→ TASK BRIEF
Find every line with the word "Operación". Copy those lines.

[Saved entries]

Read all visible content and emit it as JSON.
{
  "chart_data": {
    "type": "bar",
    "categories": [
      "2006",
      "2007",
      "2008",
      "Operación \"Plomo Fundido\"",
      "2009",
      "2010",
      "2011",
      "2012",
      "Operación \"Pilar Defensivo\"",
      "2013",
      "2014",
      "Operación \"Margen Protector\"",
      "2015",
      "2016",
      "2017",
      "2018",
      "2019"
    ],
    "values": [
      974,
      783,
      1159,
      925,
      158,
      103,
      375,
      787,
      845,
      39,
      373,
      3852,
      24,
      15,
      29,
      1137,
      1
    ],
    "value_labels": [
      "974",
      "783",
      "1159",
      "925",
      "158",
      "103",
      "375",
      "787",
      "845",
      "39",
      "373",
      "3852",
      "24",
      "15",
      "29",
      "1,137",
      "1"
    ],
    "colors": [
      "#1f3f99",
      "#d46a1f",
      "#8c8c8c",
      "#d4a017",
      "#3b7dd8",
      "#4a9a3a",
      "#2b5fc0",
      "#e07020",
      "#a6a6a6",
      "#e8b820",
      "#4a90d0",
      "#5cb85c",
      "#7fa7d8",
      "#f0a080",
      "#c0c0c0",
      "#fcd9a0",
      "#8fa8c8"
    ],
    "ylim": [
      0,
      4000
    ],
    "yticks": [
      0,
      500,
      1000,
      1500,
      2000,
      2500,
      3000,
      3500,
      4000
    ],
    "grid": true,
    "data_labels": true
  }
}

---

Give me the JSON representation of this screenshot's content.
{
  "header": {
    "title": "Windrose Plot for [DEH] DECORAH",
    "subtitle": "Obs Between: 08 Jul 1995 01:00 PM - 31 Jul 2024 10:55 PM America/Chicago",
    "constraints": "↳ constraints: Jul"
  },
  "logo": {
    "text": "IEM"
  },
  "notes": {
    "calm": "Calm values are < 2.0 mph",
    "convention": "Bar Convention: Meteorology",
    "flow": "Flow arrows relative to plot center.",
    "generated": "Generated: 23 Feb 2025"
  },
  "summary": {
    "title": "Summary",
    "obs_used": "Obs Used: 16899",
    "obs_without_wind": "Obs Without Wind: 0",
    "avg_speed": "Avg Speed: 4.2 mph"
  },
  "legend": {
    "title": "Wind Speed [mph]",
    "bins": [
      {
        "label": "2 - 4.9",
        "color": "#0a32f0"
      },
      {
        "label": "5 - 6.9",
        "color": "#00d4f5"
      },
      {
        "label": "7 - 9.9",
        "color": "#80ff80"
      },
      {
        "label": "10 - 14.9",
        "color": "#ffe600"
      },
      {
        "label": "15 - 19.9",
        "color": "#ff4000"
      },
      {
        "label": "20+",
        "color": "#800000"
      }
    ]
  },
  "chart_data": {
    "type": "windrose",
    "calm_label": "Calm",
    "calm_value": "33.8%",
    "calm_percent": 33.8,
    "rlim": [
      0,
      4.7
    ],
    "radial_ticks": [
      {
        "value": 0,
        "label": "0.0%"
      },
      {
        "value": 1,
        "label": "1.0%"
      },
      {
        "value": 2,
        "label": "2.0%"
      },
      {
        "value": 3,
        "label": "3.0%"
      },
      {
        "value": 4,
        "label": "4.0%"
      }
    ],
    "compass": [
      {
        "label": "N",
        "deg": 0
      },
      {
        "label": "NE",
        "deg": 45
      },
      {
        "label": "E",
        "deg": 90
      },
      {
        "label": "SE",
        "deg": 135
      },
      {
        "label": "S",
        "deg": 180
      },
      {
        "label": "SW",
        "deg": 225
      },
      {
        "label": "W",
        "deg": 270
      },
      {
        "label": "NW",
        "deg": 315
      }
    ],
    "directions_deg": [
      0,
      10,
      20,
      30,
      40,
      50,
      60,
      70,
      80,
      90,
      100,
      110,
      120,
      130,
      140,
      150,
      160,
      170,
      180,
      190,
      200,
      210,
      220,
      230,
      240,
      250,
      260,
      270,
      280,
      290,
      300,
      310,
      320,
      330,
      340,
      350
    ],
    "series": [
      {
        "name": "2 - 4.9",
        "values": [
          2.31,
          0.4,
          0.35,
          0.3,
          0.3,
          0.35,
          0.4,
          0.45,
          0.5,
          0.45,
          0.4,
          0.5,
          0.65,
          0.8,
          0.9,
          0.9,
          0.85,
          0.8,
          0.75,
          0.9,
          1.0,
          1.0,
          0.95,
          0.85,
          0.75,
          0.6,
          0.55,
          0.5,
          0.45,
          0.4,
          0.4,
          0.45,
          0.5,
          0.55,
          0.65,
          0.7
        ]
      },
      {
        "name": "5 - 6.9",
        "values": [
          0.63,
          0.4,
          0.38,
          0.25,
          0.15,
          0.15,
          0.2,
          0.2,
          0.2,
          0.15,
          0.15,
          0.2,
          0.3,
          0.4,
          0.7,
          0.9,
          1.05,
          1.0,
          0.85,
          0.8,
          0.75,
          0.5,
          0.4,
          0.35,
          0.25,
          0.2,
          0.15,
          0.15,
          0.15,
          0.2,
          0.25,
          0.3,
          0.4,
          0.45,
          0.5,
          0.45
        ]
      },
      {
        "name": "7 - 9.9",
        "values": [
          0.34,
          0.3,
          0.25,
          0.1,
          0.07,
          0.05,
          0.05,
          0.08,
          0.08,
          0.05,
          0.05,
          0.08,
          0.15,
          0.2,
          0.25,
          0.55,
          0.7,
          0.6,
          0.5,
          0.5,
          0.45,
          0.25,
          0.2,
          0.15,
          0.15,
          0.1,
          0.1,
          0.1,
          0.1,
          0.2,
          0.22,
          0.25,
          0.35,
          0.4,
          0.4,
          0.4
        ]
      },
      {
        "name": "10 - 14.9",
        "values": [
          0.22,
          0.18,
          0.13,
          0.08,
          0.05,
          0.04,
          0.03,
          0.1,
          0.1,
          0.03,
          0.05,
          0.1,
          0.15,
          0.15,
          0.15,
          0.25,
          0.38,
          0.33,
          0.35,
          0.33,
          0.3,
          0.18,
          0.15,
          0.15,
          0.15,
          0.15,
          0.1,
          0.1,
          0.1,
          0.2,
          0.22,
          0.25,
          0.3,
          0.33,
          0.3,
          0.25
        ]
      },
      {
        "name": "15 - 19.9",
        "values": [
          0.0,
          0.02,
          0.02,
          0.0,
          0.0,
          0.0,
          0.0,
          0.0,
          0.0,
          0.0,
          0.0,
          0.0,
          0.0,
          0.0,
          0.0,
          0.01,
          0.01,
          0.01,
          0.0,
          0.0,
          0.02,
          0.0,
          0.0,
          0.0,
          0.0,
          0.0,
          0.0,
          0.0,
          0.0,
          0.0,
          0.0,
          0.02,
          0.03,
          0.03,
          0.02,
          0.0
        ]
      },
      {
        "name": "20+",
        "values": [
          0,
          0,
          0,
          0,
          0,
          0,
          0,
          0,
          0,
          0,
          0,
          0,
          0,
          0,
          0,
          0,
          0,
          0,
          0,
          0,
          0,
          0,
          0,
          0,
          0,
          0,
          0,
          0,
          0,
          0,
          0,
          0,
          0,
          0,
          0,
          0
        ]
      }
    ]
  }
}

→ FINAL RESULT
      "Operación \"Plomo Fundido\"",
      "Operación \"Pilar Defensivo\"",
      "Operación \"Margen Protector\"",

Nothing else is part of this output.